Exercise instructions: Reply with only the number of lines that contain the string "词汇精讲".

Data entries:
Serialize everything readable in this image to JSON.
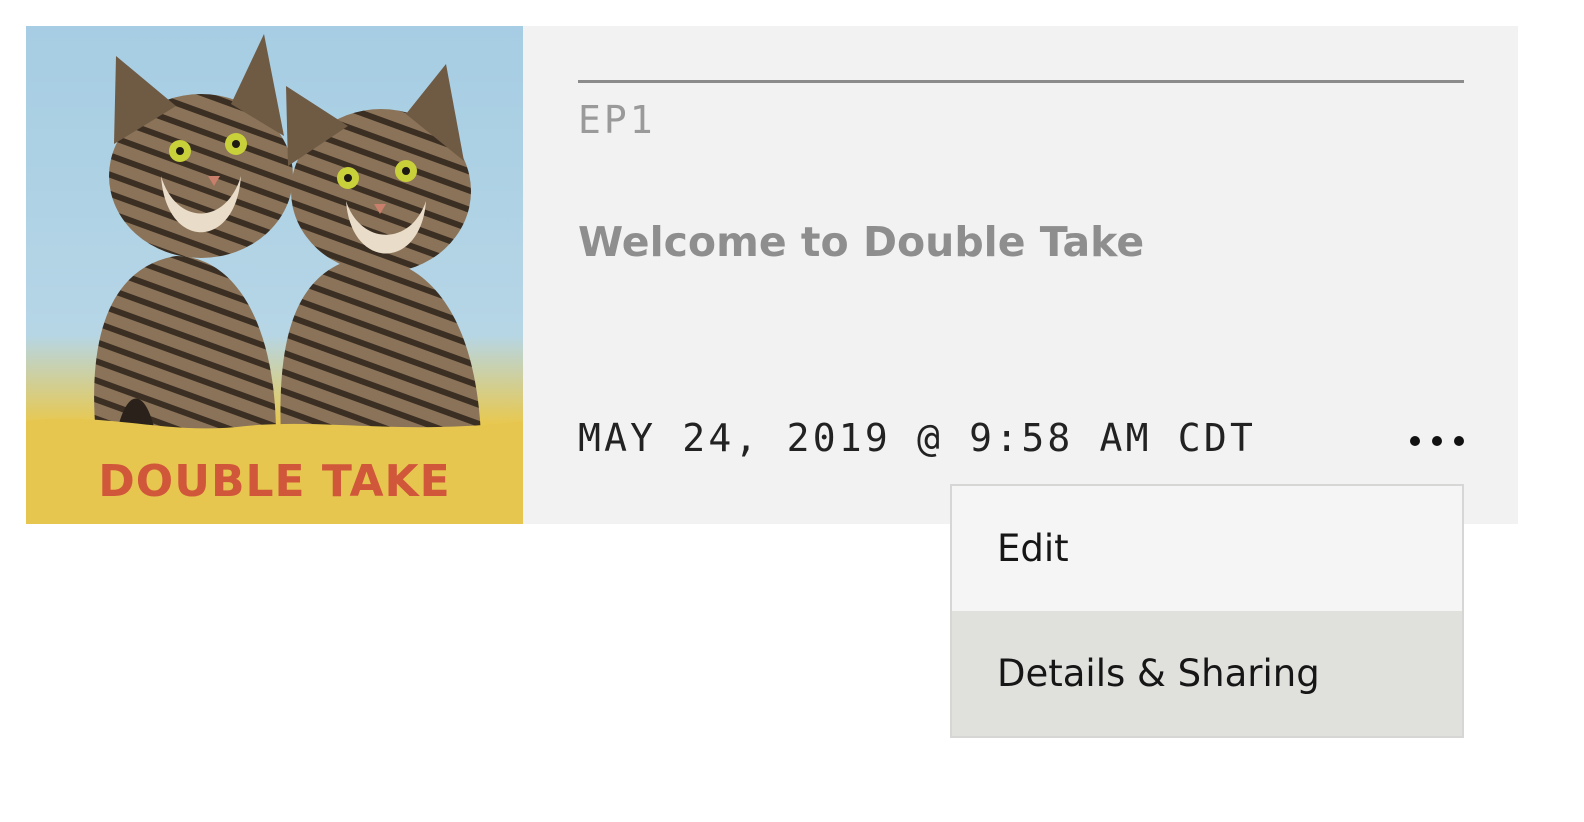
{
  "episode": {
    "artwork": {
      "title": "DOUBLE TAKE",
      "title_color": "#d1573b"
    },
    "number": "EP1",
    "title": "Welcome to Double Take",
    "published": "MAY 24, 2019 @ 9:58 AM CDT",
    "more_icon": "more-horizontal-icon"
  },
  "menu": {
    "items": [
      {
        "label": "Edit"
      },
      {
        "label": "Details & Sharing",
        "highlighted": true
      }
    ]
  },
  "colors": {
    "card_background": "#f2f2f2",
    "menu_background": "#f5f5f5",
    "menu_hover": "#e0e0dd"
  }
}
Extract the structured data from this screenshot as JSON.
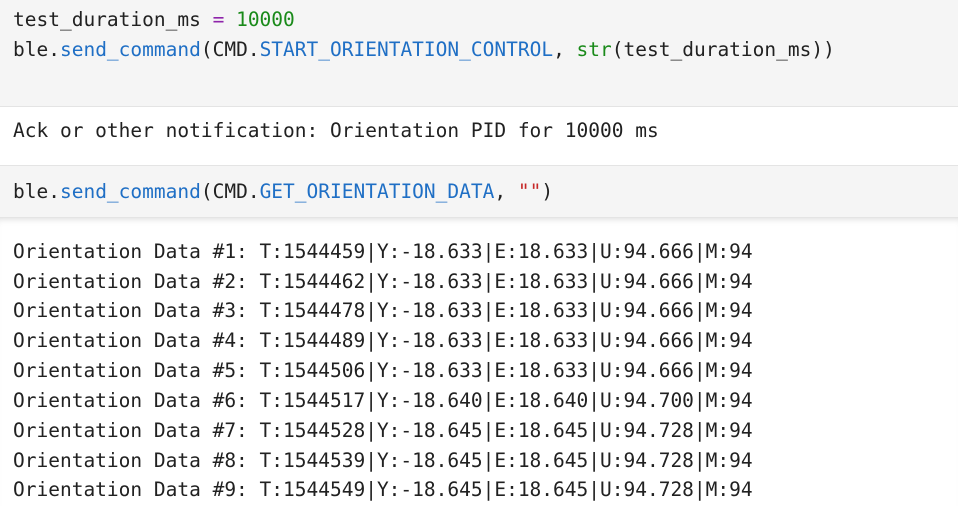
{
  "cell1": {
    "line1": {
      "var": "test_duration_ms",
      "op": " = ",
      "num": "10000"
    },
    "line2": {
      "obj": "ble.",
      "method": "send_command",
      "open": "(CMD.",
      "const": "START_ORIENTATION_CONTROL",
      "sep": ", ",
      "builtin": "str",
      "rest": "(test_duration_ms))"
    }
  },
  "output1": "Ack or other notification: Orientation PID for 10000 ms",
  "cell2": {
    "obj": "ble.",
    "method": "send_command",
    "open": "(CMD.",
    "const": "GET_ORIENTATION_DATA",
    "sep": ", ",
    "str": "\"\"",
    "close": ")"
  },
  "output2": [
    "Orientation Data #1: T:1544459|Y:-18.633|E:18.633|U:94.666|M:94",
    "Orientation Data #2: T:1544462|Y:-18.633|E:18.633|U:94.666|M:94",
    "Orientation Data #3: T:1544478|Y:-18.633|E:18.633|U:94.666|M:94",
    "Orientation Data #4: T:1544489|Y:-18.633|E:18.633|U:94.666|M:94",
    "Orientation Data #5: T:1544506|Y:-18.633|E:18.633|U:94.666|M:94",
    "Orientation Data #6: T:1544517|Y:-18.640|E:18.640|U:94.700|M:94",
    "Orientation Data #7: T:1544528|Y:-18.645|E:18.645|U:94.728|M:94",
    "Orientation Data #8: T:1544539|Y:-18.645|E:18.645|U:94.728|M:94",
    "Orientation Data #9: T:1544549|Y:-18.645|E:18.645|U:94.728|M:94"
  ],
  "colors": {
    "function": "#1f6fc5",
    "number": "#1a8a1a",
    "operator": "#8e24aa",
    "string": "#c62828",
    "cell_background": "#f5f5f5"
  }
}
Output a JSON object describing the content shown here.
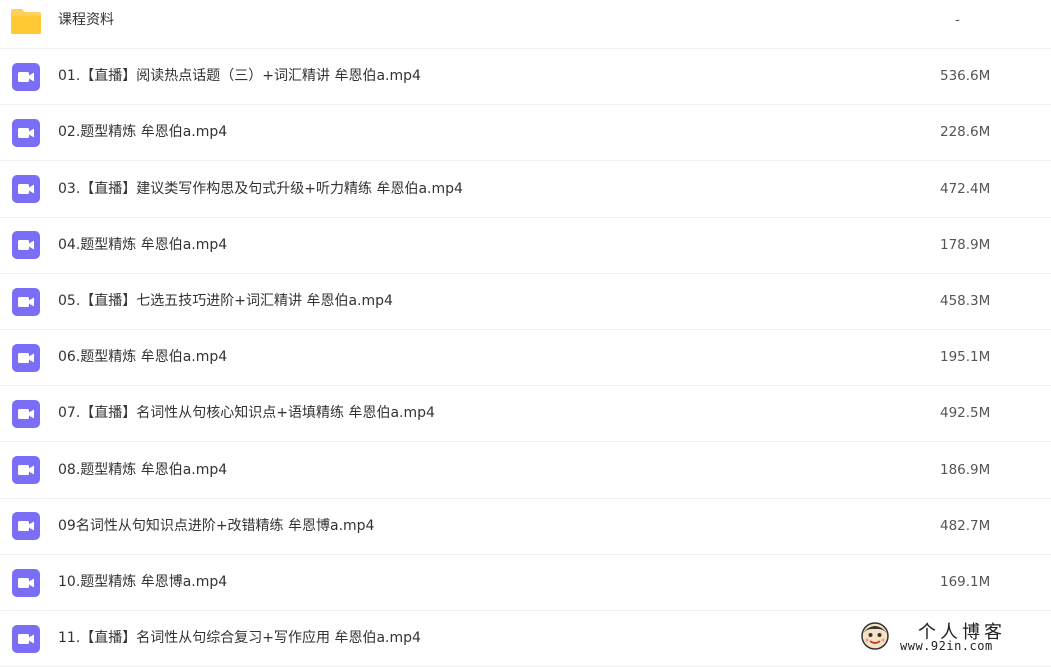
{
  "colors": {
    "folder_icon": "#ffd05b",
    "video_icon": "#7b6ef6",
    "row_divider": "#f1f2f4"
  },
  "files": [
    {
      "type": "folder",
      "icon": "folder-icon",
      "name": "课程资料",
      "size": "-"
    },
    {
      "type": "video",
      "icon": "video-icon",
      "name": "01.【直播】阅读热点话题（三）+词汇精讲 牟恩伯a.mp4",
      "size": "536.6M"
    },
    {
      "type": "video",
      "icon": "video-icon",
      "name": "02.题型精炼 牟恩伯a.mp4",
      "size": "228.6M"
    },
    {
      "type": "video",
      "icon": "video-icon",
      "name": "03.【直播】建议类写作构思及句式升级+听力精练 牟恩伯a.mp4",
      "size": "472.4M"
    },
    {
      "type": "video",
      "icon": "video-icon",
      "name": "04.题型精炼 牟恩伯a.mp4",
      "size": "178.9M"
    },
    {
      "type": "video",
      "icon": "video-icon",
      "name": "05.【直播】七选五技巧进阶+词汇精讲 牟恩伯a.mp4",
      "size": "458.3M"
    },
    {
      "type": "video",
      "icon": "video-icon",
      "name": "06.题型精炼 牟恩伯a.mp4",
      "size": "195.1M"
    },
    {
      "type": "video",
      "icon": "video-icon",
      "name": "07.【直播】名词性从句核心知识点+语填精练 牟恩伯a.mp4",
      "size": "492.5M"
    },
    {
      "type": "video",
      "icon": "video-icon",
      "name": "08.题型精炼 牟恩伯a.mp4",
      "size": "186.9M"
    },
    {
      "type": "video",
      "icon": "video-icon",
      "name": "09名词性从句知识点进阶+改错精练 牟恩博a.mp4",
      "size": "482.7M"
    },
    {
      "type": "video",
      "icon": "video-icon",
      "name": "10.题型精炼 牟恩博a.mp4",
      "size": "169.1M"
    },
    {
      "type": "video",
      "icon": "video-icon",
      "name": "11.【直播】名词性从句综合复习+写作应用 牟恩伯a.mp4",
      "size": ""
    }
  ],
  "watermark": {
    "title": "个人博客",
    "url": "www.92in.com"
  }
}
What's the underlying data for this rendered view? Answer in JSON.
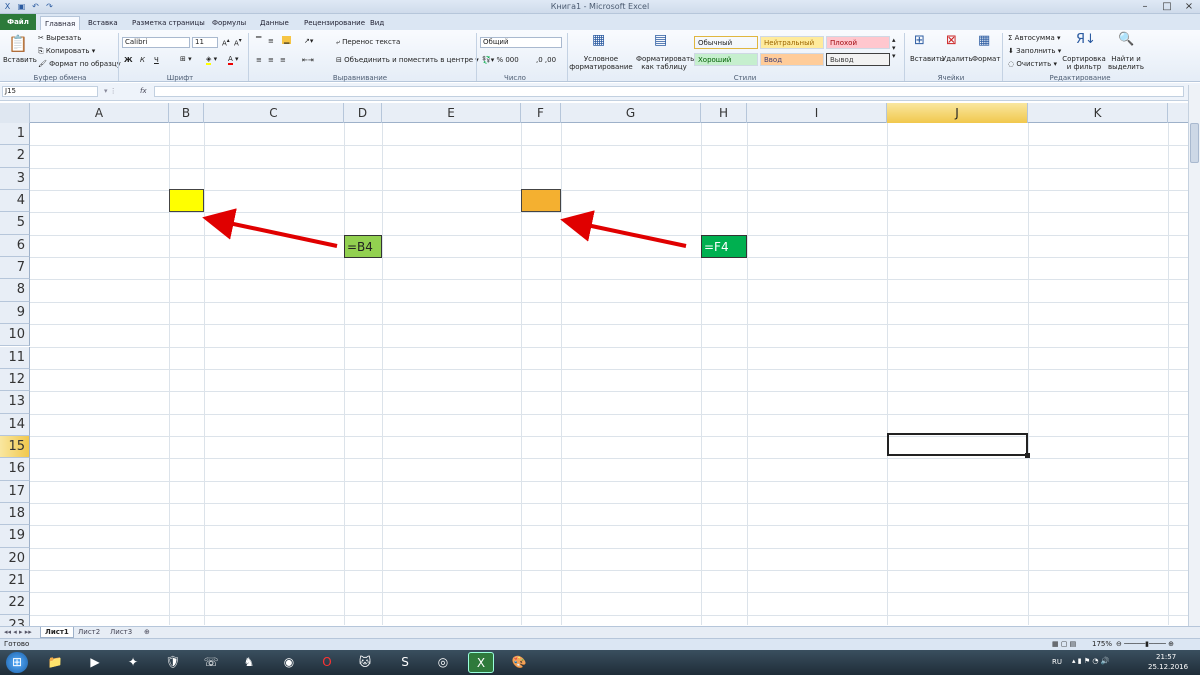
{
  "window": {
    "title": "Книга1  -  Microsoft Excel"
  },
  "tabs": [
    {
      "label": "Файл"
    },
    {
      "label": "Главная"
    },
    {
      "label": "Вставка"
    },
    {
      "label": "Разметка страницы"
    },
    {
      "label": "Формулы"
    },
    {
      "label": "Данные"
    },
    {
      "label": "Рецензирование"
    },
    {
      "label": "Вид"
    }
  ],
  "ribbon": {
    "clipboard": {
      "paste": "Вставить",
      "cut": "Вырезать",
      "copy": "Копировать",
      "format_painter": "Формат по образцу",
      "group": "Буфер обмена"
    },
    "font": {
      "name": "Calibri",
      "size": "11",
      "bold": "Ж",
      "italic": "К",
      "underline": "Ч",
      "group": "Шрифт"
    },
    "alignment": {
      "wrap": "Перенос текста",
      "merge": "Объединить и поместить в центре",
      "group": "Выравнивание"
    },
    "number": {
      "format": "Общий",
      "group": "Число"
    },
    "styles": {
      "conditional": "Условное форматирование",
      "as_table": "Форматировать как таблицу",
      "items": [
        {
          "label": "Обычный",
          "bg": "#ffffff",
          "fg": "#222222"
        },
        {
          "label": "Нейтральный",
          "bg": "#ffeb9c",
          "fg": "#9c6500"
        },
        {
          "label": "Плохой",
          "bg": "#ffc7ce",
          "fg": "#9c0006"
        },
        {
          "label": "Хороший",
          "bg": "#c6efce",
          "fg": "#006100"
        },
        {
          "label": "Ввод",
          "bg": "#ffcc99",
          "fg": "#3f3f76"
        },
        {
          "label": "Вывод",
          "bg": "#f2f2f2",
          "fg": "#3f3f3f"
        }
      ],
      "group": "Стили"
    },
    "cells": {
      "insert": "Вставить",
      "delete": "Удалить",
      "format": "Формат",
      "group": "Ячейки"
    },
    "editing": {
      "autosum": "Автосумма",
      "fill": "Заполнить",
      "clear": "Очистить",
      "sort": "Сортировка и фильтр",
      "find": "Найти и выделить",
      "group": "Редактирование"
    }
  },
  "formula_bar": {
    "name_box": "J15",
    "fx": "fx",
    "formula": ""
  },
  "grid": {
    "columns": [
      "A",
      "B",
      "C",
      "D",
      "E",
      "F",
      "G",
      "H",
      "I",
      "J",
      "K"
    ],
    "rows": [
      "1",
      "2",
      "3",
      "4",
      "5",
      "6",
      "7",
      "8",
      "9",
      "10",
      "11",
      "12",
      "13",
      "14",
      "15",
      "16",
      "17",
      "18",
      "19",
      "20",
      "21",
      "22",
      "23"
    ],
    "selected_cell": "J15"
  },
  "cells": {
    "B4": {
      "fill": "#ffff00"
    },
    "F4": {
      "fill": "#f4b030"
    },
    "D6": {
      "text": "=B4",
      "fill": "#92d050"
    },
    "H6": {
      "text": "=F4",
      "fill": "#00b050"
    }
  },
  "annotation_color": "#e00000",
  "sheets": [
    {
      "label": "Лист1",
      "active": true
    },
    {
      "label": "Лист2"
    },
    {
      "label": "Лист3"
    }
  ],
  "status": {
    "ready": "Готово",
    "zoom": "175%"
  },
  "taskbar": {
    "lang": "RU",
    "time": "21:57",
    "date": "25.12.2016"
  }
}
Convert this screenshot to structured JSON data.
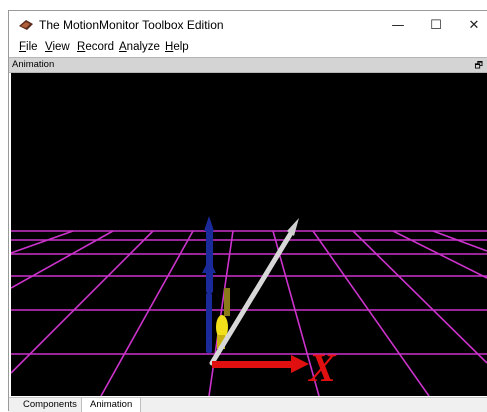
{
  "window": {
    "title": "The MotionMonitor Toolbox Edition",
    "minimize_glyph": "—",
    "maximize_glyph": "☐",
    "close_glyph": "✕"
  },
  "menu": {
    "items": [
      {
        "accel": "F",
        "rest": "ile"
      },
      {
        "accel": "V",
        "rest": "iew"
      },
      {
        "accel": "R",
        "rest": "ecord"
      },
      {
        "accel": "A",
        "rest": "nalyze"
      },
      {
        "accel": "H",
        "rest": "elp"
      }
    ]
  },
  "panel": {
    "title": "Animation",
    "restore_glyph": "🗗"
  },
  "scene": {
    "background_color": "#000000",
    "grid_color": "#cc33cc",
    "axis_y_color": "#1a2a9a",
    "axis_x_color": "#e01010",
    "axis_x_label": "X",
    "pointer_color": "#d8d8d8",
    "sensor_color": "#f2e01a"
  },
  "tabs": [
    {
      "label": "Components",
      "active": false
    },
    {
      "label": "Animation",
      "active": true
    }
  ]
}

Complete response: 2